-- Extracted text start --

This is a common question in home networking, as users often need to access the router to change some settings, but don’t have a LAN/ethernet/network cable to plug into one of the ports on the back. Can we still do this if we aren’t plugged into the router directly?
It’s not always understood that you don’t actually need to be connected to the router by cable to access it’s settings. You can also do it if you are connected by Wi-Fi, as long as you know the router’s login credentials and have access to any browser on a device that’s connected to it.
Here are the general steps to connect to login to a router’s settings via Wi-Fi:
- Connect to your router’s Wi-Fi if you haven’t already.
- Type your router’s IP address into any browser address bar
- IP is often 192.168.0.1, 192.168.1.1 or 192.168.1.254
- Other IPs are 192.168.1.2 or 10.0.0.1
- Type in the admin/password
- The IP/admin/password are on the back of the router.
- This should log you into the router settings.
If you can’t physically get access to the router to get login credentials, you can usually find or guess them, so it’s no big deal. However, if you aren’t even connected to the router’s Wi-Fi, and you can’t plug a cable in, you won’t be able to access the settings. You need to establish a wired or wireless connection of some form to the router to modify settings.
Let’s run through how you can do this though, without needing a network cable.
Step #1 – Connect To Your Router via Wi-Fi
This is the first essential step to be able to access a router’s settings. You need to be either plugged into it with a LAN cable, or at least connected to it via Wi-Fi if you don’t have a cable.

-- Extracted text end --

_Problem set_:
1. In the router article, where can you find the router's IP address and admin password?
2. Reproduce the router article word for word from "Here are the" to "of the router.".

-- Information supplied start --

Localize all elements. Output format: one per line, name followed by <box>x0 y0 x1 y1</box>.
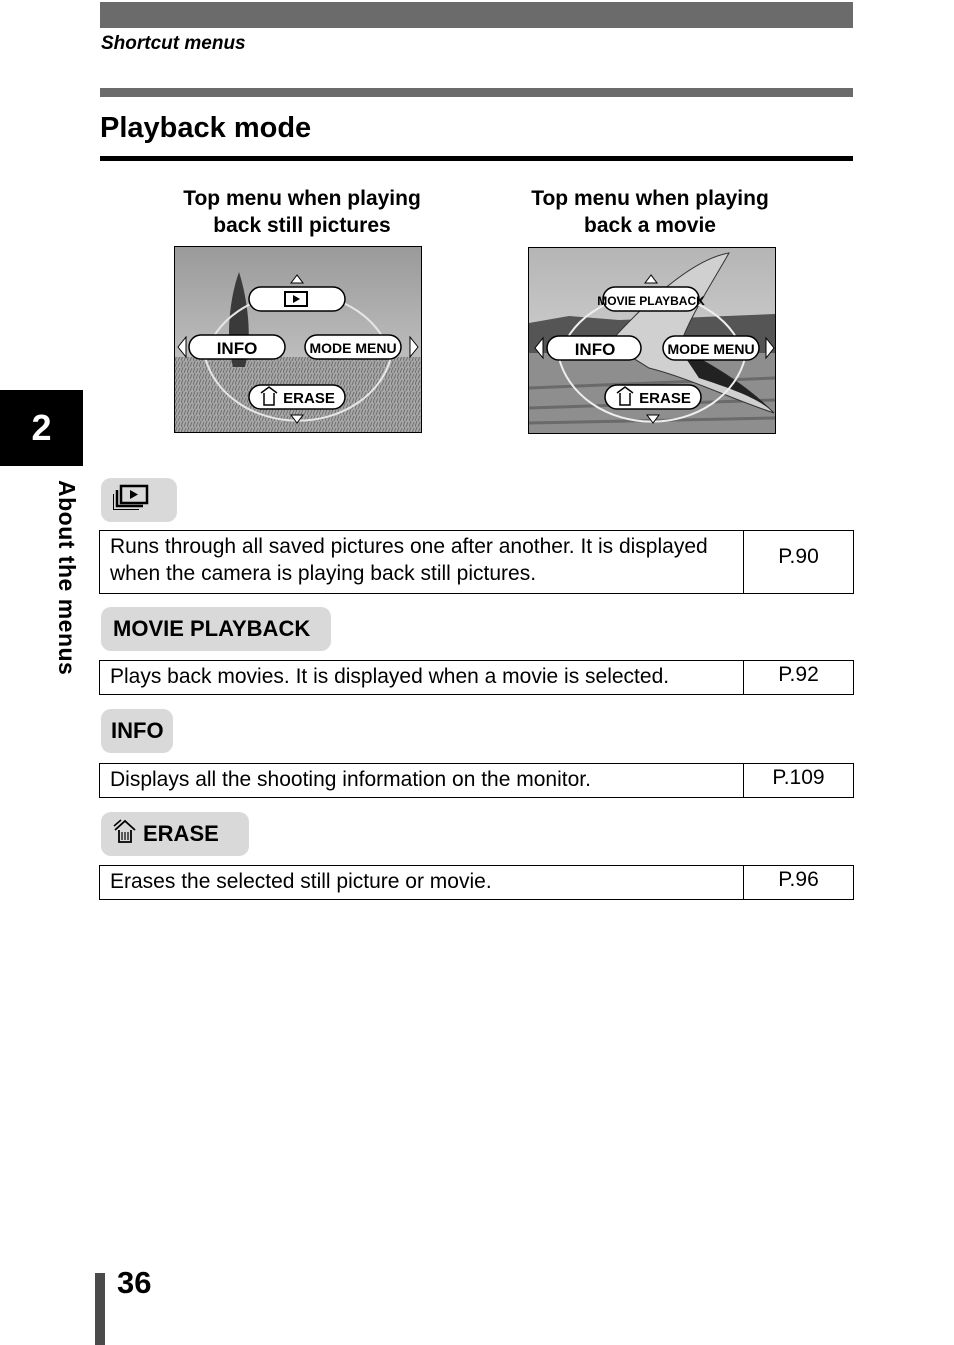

-- Information supplied end --

_Solved tasks_:
1. On the back of the router.

2.
Here are the general steps to connect to login to a router’s settings via Wi-Fi:
- Connect to your router’s Wi-Fi if you haven’t already.
- Type your router’s IP address into any browser address bar
- IP is often 192.168.0.1, 192.168.1.1 or 192.168.1.254
- Other IPs are 192.168.1.2 or 10.0.0.1
- Type in the admin/password
- The IP/admin/password are on the back of the router.